— Begin WORKING DATA —
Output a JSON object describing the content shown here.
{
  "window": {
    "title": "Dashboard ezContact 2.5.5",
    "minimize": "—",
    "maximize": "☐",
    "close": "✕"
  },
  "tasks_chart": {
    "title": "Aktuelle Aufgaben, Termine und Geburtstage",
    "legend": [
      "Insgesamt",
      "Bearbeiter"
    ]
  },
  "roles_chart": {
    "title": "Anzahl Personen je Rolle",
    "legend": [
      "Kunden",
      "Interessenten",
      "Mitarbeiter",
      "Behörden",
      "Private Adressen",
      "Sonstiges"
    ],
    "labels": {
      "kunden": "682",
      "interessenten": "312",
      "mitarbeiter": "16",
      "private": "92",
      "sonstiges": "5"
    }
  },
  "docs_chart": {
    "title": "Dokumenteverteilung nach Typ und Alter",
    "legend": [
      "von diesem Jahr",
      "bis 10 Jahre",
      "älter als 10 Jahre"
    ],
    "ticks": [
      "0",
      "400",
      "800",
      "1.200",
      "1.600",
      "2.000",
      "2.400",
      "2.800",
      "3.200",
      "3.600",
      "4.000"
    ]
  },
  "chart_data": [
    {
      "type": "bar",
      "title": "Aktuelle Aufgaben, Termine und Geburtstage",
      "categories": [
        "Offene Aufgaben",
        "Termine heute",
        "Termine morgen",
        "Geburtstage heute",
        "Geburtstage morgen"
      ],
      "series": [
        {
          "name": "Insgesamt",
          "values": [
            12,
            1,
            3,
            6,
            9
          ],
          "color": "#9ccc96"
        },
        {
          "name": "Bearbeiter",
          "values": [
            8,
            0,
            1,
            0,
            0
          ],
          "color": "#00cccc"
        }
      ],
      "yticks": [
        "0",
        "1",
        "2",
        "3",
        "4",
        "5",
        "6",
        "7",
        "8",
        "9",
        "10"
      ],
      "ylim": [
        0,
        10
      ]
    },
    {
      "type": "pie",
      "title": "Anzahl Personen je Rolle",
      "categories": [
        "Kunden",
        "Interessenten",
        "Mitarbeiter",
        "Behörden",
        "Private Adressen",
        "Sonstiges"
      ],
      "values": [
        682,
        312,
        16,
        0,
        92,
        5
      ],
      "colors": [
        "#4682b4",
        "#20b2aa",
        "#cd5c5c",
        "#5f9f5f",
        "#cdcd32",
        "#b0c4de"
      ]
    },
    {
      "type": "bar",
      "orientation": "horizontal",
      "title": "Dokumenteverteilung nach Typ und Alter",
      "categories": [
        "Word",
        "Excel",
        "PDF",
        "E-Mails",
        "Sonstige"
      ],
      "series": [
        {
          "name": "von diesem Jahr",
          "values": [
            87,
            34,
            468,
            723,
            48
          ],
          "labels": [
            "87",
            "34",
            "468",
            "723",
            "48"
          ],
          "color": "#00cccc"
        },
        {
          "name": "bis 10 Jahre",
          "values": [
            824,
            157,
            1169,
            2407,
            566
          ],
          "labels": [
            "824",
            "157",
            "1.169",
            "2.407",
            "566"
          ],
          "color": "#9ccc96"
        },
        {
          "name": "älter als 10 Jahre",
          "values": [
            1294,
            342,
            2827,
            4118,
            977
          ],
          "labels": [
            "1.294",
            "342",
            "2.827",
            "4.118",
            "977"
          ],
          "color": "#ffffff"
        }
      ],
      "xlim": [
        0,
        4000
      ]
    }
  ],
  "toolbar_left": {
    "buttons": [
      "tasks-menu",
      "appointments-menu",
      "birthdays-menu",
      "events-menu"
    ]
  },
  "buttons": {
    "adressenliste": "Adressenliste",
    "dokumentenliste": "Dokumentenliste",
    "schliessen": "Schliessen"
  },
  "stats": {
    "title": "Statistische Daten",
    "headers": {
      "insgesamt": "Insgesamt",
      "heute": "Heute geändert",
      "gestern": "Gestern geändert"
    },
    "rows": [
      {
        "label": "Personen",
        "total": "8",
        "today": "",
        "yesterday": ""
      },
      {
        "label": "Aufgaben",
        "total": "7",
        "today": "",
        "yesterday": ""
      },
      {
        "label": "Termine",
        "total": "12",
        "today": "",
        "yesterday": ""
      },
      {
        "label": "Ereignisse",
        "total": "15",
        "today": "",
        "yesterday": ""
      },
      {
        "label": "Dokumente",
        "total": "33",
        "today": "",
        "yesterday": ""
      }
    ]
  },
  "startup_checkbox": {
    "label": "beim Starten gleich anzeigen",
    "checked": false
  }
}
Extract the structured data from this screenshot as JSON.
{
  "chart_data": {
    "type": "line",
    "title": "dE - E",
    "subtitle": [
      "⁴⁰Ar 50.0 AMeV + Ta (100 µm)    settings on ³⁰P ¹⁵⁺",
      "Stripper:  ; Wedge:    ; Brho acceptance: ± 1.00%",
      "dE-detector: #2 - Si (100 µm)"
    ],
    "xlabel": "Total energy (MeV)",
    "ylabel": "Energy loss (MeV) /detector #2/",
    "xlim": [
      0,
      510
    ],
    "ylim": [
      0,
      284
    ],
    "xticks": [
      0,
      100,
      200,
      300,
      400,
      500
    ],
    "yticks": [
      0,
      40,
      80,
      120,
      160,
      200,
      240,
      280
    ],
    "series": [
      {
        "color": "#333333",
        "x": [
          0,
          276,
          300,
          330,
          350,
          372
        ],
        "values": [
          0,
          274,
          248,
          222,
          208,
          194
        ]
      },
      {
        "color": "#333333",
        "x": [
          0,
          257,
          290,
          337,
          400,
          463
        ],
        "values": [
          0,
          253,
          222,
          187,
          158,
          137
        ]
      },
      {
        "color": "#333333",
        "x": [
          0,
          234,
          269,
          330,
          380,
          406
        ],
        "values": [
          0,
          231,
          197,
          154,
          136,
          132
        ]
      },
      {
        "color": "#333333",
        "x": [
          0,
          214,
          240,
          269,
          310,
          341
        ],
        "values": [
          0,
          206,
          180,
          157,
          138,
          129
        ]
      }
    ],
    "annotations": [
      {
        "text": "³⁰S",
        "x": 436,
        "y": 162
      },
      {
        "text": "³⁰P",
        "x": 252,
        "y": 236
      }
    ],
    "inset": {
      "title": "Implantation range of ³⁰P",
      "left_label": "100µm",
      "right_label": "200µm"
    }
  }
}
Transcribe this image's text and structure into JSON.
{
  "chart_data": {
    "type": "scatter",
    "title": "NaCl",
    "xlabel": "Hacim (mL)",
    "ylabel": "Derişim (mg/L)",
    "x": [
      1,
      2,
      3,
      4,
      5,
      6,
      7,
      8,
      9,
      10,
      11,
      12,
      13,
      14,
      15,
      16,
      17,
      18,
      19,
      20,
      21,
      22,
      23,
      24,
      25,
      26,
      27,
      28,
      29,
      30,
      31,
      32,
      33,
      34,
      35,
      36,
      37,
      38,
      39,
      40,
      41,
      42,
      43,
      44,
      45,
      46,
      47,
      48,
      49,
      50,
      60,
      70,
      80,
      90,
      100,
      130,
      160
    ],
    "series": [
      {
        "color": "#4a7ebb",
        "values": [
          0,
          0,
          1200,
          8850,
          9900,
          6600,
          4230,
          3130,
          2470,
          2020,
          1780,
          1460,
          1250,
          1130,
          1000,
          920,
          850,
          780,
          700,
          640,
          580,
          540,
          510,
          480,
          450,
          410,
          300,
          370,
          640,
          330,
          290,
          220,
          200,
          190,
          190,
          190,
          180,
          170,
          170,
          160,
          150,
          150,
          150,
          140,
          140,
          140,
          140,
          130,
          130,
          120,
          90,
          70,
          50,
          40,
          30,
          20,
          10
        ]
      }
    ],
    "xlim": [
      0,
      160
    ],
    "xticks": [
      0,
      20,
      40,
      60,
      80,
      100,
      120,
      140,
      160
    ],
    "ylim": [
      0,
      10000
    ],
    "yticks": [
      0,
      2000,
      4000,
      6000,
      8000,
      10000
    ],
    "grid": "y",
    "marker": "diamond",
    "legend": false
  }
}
— End WORKING DATA —
* _STATED GOAL_
Find each line holding the string "menu" and copy it out.

* _THE REPLY_
      "tasks-menu",
      "appointments-menu",
      "birthdays-menu",
      "events-menu"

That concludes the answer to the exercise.